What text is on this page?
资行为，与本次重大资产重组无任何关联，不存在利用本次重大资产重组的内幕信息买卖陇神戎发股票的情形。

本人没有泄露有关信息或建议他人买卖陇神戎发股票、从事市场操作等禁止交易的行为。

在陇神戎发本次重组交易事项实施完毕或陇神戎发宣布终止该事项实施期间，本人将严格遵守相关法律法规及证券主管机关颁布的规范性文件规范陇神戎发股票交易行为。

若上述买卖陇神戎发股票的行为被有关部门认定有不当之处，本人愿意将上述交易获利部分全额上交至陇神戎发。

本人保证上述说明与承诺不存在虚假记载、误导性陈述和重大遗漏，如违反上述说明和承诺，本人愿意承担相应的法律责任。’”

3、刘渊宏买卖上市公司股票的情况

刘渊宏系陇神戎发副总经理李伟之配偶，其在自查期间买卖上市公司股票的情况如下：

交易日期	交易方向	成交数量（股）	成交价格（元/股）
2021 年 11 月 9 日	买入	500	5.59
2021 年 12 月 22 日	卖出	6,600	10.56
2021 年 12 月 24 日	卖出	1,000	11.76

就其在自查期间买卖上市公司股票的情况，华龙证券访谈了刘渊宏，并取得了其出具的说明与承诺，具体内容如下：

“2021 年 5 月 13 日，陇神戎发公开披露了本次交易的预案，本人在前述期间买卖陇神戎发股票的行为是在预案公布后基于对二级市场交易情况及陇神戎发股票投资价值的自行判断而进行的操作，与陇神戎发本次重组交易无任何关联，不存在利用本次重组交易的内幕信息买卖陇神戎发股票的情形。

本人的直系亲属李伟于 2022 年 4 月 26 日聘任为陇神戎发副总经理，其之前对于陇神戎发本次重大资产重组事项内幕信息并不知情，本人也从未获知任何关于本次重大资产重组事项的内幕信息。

* * *

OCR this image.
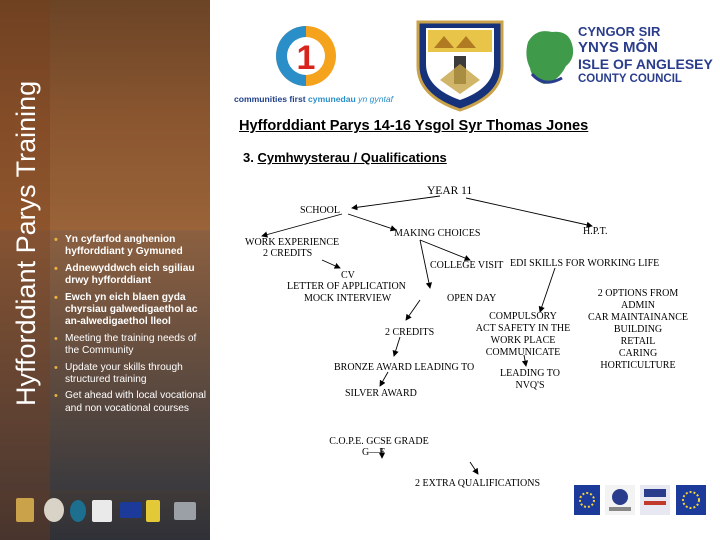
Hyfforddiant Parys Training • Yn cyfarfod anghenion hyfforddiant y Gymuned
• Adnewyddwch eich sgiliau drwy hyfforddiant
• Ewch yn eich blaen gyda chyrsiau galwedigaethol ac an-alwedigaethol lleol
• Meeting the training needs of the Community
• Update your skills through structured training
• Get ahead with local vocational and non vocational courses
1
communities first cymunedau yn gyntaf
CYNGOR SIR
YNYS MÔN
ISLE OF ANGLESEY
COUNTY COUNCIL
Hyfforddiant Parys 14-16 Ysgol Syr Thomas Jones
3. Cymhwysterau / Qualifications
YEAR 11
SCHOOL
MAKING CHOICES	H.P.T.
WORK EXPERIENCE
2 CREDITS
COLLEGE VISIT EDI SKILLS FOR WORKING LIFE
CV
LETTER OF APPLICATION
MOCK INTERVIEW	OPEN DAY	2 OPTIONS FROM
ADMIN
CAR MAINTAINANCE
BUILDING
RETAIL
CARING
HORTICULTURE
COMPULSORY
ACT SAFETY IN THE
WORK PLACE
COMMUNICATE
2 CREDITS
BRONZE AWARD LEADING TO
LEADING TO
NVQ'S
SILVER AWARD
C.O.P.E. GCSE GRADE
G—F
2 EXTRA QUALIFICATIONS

Your task
Locate the word "this" in the data above. Copy every line carrying it.

Complete answer
What text is on this page?
OCR this image.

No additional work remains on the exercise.